TASK DIRECTIONS:
Extract the full set of records, then give each one again exactly.

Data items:
— Begin —
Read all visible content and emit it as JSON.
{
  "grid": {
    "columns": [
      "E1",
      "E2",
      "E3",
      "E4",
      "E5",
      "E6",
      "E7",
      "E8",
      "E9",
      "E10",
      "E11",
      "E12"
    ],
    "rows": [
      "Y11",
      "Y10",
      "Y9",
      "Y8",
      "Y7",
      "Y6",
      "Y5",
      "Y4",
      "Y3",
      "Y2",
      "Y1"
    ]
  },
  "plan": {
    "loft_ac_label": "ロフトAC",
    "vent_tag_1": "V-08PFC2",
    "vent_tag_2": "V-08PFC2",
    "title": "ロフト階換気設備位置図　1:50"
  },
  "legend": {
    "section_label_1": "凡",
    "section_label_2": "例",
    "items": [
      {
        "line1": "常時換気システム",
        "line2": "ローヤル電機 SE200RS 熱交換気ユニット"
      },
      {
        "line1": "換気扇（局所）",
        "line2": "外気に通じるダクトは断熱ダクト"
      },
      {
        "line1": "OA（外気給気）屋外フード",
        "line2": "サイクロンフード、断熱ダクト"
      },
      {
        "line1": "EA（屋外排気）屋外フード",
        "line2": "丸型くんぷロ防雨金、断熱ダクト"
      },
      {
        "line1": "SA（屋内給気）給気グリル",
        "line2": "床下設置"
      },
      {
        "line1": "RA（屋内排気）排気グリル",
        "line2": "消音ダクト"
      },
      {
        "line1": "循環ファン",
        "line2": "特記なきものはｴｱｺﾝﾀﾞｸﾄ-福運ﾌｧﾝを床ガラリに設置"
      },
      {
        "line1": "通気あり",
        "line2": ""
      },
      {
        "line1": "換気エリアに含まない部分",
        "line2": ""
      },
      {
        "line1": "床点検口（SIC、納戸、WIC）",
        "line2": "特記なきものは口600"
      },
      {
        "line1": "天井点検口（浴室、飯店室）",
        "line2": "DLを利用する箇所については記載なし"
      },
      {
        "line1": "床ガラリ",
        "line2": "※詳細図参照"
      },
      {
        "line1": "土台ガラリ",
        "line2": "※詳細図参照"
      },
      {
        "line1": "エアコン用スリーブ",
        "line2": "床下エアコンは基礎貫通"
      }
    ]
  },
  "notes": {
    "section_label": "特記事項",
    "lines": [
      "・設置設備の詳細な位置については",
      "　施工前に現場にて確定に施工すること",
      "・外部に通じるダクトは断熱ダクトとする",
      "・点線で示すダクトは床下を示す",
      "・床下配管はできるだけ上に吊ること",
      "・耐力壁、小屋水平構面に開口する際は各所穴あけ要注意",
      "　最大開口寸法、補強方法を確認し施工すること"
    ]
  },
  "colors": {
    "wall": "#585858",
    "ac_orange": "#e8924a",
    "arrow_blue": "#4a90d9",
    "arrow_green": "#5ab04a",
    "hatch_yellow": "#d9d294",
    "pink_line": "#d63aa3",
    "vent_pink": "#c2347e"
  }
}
— End —
ANSWER TO THE TASK:
Read all visible content and emit it as JSON.
{
  "grid": {
    "columns": [
      "E1",
      "E2",
      "E3",
      "E4",
      "E5",
      "E6",
      "E7",
      "E8",
      "E9",
      "E10",
      "E11",
      "E12"
    ],
    "rows": [
      "Y11",
      "Y10",
      "Y9",
      "Y8",
      "Y7",
      "Y6",
      "Y5",
      "Y4",
      "Y3",
      "Y2",
      "Y1"
    ]
  },
  "plan": {
    "loft_ac_label": "ロフトAC",
    "vent_tag_1": "V-08PFC2",
    "vent_tag_2": "V-08PFC2",
    "title": "ロフト階換気設備位置図　1:50"
  },
  "legend": {
    "section_label_1": "凡",
    "section_label_2": "例",
    "items": [
      {
        "line1": "常時換気システム",
        "line2": "ローヤル電機 SE200RS 熱交換気ユニット"
      },
      {
        "line1": "換気扇（局所）",
        "line2": "外気に通じるダクトは断熱ダクト"
      },
      {
        "line1": "OA（外気給気）屋外フード",
        "line2": "サイクロンフード、断熱ダクト"
      },
      {
        "line1": "EA（屋外排気）屋外フード",
        "line2": "丸型くんぷロ防雨金、断熱ダクト"
      },
      {
        "line1": "SA（屋内給気）給気グリル",
        "line2": "床下設置"
      },
      {
        "line1": "RA（屋内排気）排気グリル",
        "line2": "消音ダクト"
      },
      {
        "line1": "循環ファン",
        "line2": "特記なきものはｴｱｺﾝﾀﾞｸﾄ-福運ﾌｧﾝを床ガラリに設置"
      },
      {
        "line1": "通気あり",
        "line2": ""
      },
      {
        "line1": "換気エリアに含まない部分",
        "line2": ""
      },
      {
        "line1": "床点検口（SIC、納戸、WIC）",
        "line2": "特記なきものは口600"
      },
      {
        "line1": "天井点検口（浴室、飯店室）",
        "line2": "DLを利用する箇所については記載なし"
      },
      {
        "line1": "床ガラリ",
        "line2": "※詳細図参照"
      },
      {
        "line1": "土台ガラリ",
        "line2": "※詳細図参照"
      },
      {
        "line1": "エアコン用スリーブ",
        "line2": "床下エアコンは基礎貫通"
      }
    ]
  },
  "notes": {
    "section_label": "特記事項",
    "lines": [
      "・設置設備の詳細な位置については",
      "　施工前に現場にて確定に施工すること",
      "・外部に通じるダクトは断熱ダクトとする",
      "・点線で示すダクトは床下を示す",
      "・床下配管はできるだけ上に吊ること",
      "・耐力壁、小屋水平構面に開口する際は各所穴あけ要注意",
      "　最大開口寸法、補強方法を確認し施工すること"
    ]
  },
  "colors": {
    "wall": "#585858",
    "ac_orange": "#e8924a",
    "arrow_blue": "#4a90d9",
    "arrow_green": "#5ab04a",
    "hatch_yellow": "#d9d294",
    "pink_line": "#d63aa3",
    "vent_pink": "#c2347e"
  }
}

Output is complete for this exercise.